-- Do this --
Go through the listing and copy each line with the string "JSON".

[Records from a data collection]
● ● ● ●

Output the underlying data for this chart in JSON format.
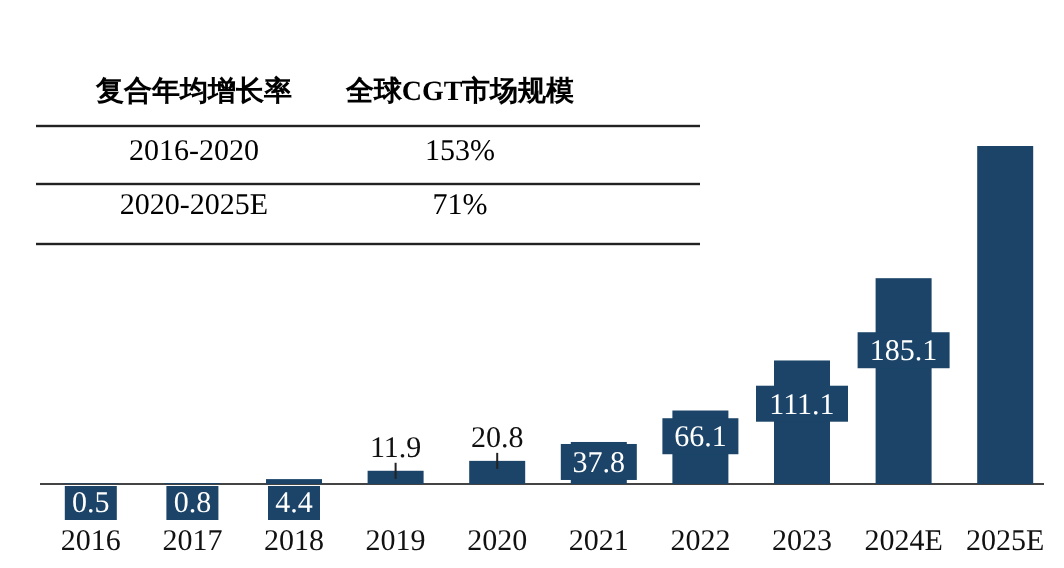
{
  "chart_data": {
    "type": "bar",
    "categories": [
      "2016",
      "2017",
      "2018",
      "2019",
      "2020",
      "2021",
      "2022",
      "2023",
      "2024E",
      "2025E"
    ],
    "values": [
      0.5,
      0.8,
      4.4,
      11.9,
      20.8,
      37.8,
      66.1,
      111.1,
      185.1,
      304
    ],
    "value_labels": [
      "0.5",
      "0.8",
      "4.4",
      "11.9",
      "20.8",
      "37.8",
      "66.1",
      "111.1",
      "185.1",
      null
    ],
    "color": "#1b4468",
    "annotations": [
      "复合年均增长率",
      "全球CGT市场规模",
      "2016-2020",
      "153%",
      "2020-2025E",
      "71%"
    ]
  }
}
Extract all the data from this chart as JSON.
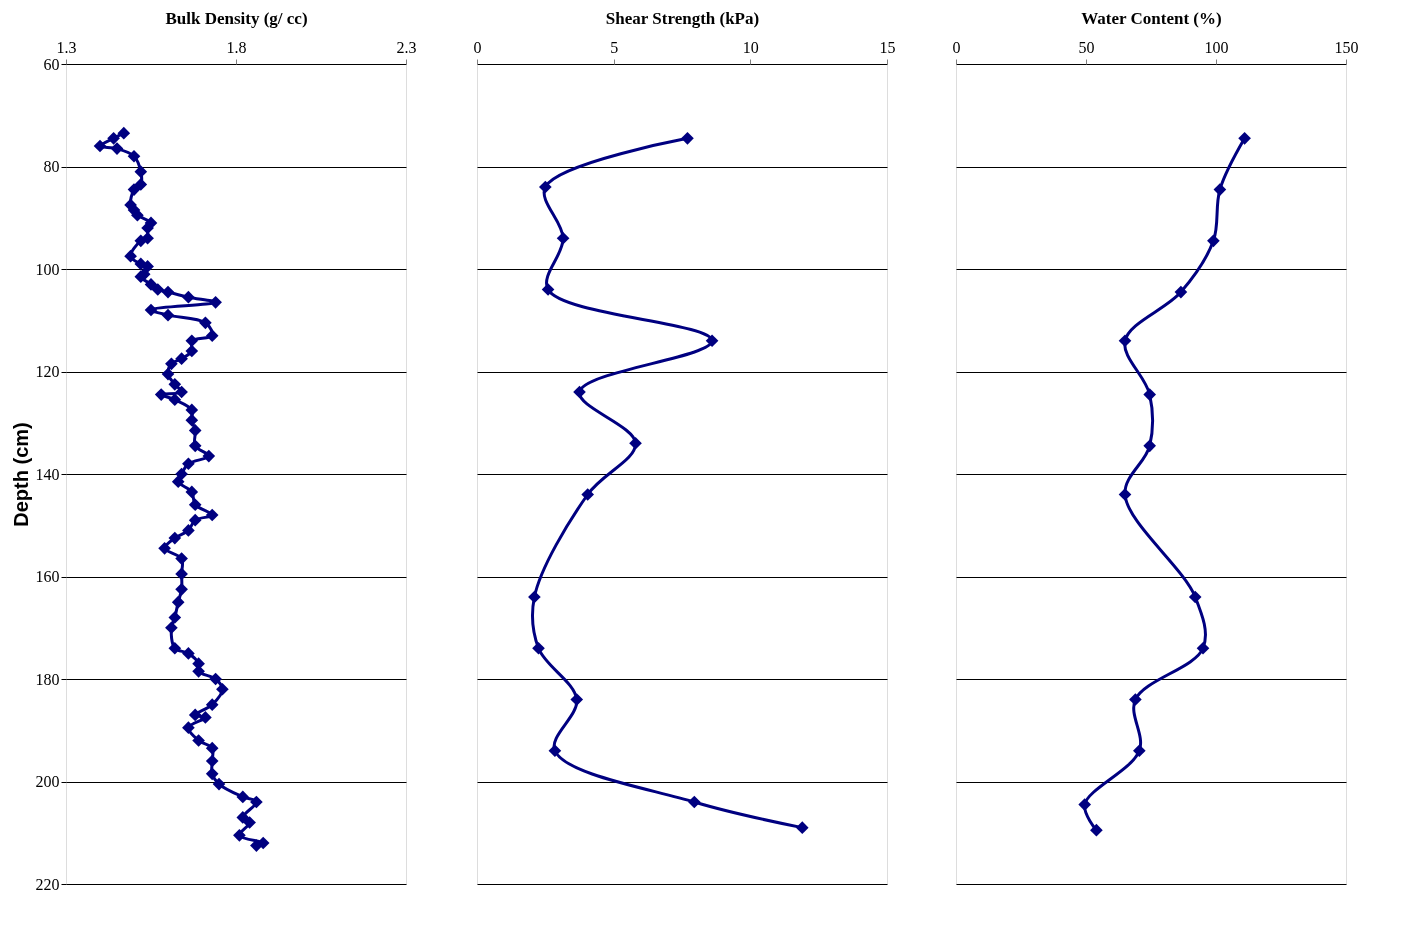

● ● ● ●

-- Solution --
Output the underlying data for this chart in JSON format.
Extract all the data from this chart as JSON.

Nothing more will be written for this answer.